** BEGIN Items **

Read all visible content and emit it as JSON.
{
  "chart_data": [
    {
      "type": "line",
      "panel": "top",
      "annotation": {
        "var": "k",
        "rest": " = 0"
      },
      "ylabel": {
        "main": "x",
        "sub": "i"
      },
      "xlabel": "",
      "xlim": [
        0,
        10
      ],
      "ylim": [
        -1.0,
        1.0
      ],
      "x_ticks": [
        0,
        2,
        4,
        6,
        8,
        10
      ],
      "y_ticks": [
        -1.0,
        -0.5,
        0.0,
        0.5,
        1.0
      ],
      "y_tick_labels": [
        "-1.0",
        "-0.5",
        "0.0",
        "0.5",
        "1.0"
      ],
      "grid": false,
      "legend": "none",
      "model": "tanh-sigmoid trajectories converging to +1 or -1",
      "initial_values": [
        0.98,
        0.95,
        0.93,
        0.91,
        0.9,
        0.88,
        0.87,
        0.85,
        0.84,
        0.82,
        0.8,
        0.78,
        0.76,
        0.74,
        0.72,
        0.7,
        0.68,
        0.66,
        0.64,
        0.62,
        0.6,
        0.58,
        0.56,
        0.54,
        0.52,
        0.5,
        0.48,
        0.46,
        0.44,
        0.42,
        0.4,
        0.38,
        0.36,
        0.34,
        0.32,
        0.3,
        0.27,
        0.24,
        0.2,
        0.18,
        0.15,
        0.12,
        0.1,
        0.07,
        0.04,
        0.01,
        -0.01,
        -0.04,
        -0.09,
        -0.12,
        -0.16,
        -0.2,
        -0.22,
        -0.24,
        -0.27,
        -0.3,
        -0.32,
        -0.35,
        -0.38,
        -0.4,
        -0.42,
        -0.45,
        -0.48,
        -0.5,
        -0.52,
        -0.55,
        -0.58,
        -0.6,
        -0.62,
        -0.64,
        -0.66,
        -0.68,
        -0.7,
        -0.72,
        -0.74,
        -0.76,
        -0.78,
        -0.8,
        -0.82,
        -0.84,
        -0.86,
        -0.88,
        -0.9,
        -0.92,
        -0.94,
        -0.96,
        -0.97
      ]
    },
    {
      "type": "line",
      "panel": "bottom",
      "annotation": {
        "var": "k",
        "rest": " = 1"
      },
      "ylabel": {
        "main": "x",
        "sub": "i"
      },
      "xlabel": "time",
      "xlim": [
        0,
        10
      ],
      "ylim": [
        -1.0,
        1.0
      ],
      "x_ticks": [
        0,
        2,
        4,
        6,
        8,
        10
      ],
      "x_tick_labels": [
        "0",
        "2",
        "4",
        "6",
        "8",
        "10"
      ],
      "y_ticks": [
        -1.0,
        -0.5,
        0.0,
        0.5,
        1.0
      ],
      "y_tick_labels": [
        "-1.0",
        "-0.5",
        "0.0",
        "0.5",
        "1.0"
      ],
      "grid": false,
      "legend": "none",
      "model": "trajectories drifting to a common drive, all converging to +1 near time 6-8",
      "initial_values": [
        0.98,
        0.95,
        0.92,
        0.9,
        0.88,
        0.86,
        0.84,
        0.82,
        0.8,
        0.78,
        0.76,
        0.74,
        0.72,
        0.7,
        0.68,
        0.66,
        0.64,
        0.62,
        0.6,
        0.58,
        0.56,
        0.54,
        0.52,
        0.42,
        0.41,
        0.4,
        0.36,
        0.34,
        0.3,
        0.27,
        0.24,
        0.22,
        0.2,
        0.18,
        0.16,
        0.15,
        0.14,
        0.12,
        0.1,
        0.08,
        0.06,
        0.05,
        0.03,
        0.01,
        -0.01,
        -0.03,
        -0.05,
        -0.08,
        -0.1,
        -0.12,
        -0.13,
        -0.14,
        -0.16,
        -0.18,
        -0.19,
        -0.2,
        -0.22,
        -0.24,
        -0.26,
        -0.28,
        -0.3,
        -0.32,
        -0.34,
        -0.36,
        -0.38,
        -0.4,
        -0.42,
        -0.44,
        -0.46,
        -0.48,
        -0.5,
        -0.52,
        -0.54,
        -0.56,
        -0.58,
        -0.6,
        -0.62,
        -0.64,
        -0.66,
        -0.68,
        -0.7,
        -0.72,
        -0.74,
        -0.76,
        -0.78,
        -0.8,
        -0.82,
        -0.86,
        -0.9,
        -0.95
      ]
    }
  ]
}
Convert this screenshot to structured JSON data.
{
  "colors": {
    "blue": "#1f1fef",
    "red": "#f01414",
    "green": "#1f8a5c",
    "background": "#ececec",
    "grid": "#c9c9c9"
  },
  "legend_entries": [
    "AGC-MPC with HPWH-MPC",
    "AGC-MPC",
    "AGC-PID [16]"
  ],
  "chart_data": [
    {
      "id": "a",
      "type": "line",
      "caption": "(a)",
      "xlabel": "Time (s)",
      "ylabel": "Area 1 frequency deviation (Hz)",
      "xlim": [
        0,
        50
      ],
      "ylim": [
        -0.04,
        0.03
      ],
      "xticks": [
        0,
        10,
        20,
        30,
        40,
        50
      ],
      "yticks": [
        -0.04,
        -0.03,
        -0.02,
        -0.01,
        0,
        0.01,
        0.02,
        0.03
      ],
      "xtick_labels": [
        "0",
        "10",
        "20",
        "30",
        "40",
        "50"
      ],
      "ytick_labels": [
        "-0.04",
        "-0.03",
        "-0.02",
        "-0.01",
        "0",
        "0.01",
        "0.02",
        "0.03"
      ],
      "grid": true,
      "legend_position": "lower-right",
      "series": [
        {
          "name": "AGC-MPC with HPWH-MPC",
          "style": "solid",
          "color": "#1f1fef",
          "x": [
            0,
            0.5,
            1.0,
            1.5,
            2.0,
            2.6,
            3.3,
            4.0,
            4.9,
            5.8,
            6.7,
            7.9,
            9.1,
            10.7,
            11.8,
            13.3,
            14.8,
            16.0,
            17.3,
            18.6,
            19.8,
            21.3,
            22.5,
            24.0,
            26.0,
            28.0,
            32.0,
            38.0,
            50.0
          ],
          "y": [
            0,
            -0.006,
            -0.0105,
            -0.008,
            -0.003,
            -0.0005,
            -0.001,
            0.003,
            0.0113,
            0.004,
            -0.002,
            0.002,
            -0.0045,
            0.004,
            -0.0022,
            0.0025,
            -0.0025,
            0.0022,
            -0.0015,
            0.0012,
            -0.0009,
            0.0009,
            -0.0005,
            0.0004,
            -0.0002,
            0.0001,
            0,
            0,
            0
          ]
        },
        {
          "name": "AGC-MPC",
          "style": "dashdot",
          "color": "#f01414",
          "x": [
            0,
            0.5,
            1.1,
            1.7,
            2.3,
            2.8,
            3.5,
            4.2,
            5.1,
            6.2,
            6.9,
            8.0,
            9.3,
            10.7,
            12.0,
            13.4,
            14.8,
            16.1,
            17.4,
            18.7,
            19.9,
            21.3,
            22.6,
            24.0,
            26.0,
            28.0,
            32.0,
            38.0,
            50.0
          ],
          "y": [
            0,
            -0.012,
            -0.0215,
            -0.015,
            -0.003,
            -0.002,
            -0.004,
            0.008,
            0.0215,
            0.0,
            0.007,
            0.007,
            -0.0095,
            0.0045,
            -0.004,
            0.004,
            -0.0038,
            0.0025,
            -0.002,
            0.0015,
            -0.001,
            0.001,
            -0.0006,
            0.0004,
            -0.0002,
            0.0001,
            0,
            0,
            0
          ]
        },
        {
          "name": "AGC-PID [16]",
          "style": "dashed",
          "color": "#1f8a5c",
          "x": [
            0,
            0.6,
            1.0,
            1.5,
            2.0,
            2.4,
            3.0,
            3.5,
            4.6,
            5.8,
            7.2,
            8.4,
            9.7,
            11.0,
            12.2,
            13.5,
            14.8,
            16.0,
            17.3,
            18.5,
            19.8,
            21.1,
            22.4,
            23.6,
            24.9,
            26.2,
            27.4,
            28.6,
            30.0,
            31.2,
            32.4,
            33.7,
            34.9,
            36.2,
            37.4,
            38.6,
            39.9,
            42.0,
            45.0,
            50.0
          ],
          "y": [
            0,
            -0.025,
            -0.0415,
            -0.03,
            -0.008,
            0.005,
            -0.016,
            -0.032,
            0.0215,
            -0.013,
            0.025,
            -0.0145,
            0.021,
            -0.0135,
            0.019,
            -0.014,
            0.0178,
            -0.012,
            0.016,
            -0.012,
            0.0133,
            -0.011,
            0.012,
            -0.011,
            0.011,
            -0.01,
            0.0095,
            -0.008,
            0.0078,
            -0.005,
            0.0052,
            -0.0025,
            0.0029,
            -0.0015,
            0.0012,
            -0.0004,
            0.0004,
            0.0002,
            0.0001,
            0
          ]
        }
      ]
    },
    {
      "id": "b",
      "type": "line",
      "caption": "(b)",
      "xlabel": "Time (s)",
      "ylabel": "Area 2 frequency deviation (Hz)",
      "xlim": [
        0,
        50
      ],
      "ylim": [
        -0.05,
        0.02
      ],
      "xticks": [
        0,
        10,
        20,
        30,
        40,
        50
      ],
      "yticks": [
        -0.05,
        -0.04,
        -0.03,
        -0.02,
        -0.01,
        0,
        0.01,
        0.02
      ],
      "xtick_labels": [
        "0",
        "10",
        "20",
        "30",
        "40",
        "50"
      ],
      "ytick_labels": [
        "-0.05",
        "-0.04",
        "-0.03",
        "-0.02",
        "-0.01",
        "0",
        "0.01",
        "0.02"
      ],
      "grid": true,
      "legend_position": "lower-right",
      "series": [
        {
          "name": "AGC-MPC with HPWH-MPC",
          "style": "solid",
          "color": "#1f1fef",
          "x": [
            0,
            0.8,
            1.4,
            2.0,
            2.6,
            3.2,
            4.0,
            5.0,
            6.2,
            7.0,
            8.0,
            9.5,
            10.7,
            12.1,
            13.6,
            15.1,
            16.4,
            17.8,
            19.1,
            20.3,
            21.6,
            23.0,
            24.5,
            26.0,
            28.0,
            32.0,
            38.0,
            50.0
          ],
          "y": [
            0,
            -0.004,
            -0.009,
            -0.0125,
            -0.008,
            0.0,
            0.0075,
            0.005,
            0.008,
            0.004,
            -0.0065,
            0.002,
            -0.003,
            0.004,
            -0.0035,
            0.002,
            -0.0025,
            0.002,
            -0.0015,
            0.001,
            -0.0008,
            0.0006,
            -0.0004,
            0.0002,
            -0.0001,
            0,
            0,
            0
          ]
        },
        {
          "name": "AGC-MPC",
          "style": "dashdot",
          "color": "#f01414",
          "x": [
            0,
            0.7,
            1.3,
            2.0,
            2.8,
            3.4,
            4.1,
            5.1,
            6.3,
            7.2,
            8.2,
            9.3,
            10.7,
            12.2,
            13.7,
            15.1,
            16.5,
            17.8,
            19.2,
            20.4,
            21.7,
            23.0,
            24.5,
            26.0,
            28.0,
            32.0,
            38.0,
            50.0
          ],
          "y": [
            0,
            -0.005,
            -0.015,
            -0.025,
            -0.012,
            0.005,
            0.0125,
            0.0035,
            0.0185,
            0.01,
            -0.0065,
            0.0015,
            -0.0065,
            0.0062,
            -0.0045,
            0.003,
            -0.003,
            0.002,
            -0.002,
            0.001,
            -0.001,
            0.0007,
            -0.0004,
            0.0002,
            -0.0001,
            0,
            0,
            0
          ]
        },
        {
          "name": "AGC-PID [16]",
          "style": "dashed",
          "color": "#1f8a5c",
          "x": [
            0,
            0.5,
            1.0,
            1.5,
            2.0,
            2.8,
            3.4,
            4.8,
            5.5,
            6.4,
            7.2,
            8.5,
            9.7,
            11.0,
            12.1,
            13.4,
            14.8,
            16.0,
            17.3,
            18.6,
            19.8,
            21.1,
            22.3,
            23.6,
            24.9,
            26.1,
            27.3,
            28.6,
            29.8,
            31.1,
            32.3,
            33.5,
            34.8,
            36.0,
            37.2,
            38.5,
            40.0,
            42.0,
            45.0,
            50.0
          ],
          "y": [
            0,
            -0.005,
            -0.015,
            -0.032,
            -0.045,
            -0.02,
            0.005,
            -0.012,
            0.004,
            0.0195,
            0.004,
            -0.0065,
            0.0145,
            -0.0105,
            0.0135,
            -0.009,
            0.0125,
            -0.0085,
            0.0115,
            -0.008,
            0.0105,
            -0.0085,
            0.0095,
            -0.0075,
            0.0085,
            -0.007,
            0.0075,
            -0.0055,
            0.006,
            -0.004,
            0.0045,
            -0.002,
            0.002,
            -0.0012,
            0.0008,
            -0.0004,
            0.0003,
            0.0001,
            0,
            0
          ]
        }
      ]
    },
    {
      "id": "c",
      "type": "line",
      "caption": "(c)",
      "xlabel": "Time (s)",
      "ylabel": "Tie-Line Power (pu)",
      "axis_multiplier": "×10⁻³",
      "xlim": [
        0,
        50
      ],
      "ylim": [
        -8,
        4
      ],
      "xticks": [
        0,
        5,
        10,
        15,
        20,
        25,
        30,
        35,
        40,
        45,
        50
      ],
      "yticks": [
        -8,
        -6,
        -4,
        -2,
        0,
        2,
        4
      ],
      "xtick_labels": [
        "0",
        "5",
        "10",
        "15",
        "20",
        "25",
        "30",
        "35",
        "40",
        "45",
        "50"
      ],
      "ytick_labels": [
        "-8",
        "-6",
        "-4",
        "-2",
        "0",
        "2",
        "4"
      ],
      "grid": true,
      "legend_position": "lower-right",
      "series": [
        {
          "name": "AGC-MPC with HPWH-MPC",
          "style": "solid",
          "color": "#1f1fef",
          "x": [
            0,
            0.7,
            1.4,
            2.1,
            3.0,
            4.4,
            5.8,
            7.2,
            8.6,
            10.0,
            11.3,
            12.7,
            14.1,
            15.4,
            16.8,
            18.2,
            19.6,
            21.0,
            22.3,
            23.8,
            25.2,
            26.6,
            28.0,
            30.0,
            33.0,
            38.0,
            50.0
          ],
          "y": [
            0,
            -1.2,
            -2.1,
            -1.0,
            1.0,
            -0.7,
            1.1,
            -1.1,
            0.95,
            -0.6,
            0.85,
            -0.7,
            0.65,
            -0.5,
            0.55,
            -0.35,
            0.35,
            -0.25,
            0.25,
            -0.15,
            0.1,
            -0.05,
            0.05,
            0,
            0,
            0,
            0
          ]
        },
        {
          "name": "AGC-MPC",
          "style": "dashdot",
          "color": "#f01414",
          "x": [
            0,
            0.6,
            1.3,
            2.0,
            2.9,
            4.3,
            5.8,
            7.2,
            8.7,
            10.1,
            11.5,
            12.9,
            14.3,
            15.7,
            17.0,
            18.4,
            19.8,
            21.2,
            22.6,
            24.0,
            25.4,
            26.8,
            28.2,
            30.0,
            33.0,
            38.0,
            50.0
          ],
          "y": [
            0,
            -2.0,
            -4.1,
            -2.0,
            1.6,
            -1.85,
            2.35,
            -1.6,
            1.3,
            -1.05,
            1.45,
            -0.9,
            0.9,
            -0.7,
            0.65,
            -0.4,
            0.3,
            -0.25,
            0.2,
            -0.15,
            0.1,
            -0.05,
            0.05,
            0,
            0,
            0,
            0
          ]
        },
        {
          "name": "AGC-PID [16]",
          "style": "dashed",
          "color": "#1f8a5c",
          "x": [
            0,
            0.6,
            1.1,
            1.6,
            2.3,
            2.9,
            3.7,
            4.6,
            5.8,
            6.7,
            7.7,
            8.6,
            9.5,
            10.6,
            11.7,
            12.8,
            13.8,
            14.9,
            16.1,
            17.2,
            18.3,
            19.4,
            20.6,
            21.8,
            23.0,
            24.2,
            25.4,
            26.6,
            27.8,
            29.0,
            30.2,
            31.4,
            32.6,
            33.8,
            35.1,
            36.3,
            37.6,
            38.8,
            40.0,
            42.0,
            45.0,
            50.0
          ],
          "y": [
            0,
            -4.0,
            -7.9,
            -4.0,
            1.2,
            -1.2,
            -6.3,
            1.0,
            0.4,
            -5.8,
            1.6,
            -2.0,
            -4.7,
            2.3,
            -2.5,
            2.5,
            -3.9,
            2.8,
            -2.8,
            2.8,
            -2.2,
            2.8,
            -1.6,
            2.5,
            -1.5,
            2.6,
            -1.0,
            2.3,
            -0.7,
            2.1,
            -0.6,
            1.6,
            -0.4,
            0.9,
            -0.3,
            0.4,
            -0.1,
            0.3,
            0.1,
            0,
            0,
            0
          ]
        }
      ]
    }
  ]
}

** END Items **

- _The task_
Scan the material above for the string "deviation" and report each line where you find it.

- _Exercise solution_
      "ylabel": "Area 1 frequency deviation (Hz)",
      "ylabel": "Area 2 frequency deviation (Hz)",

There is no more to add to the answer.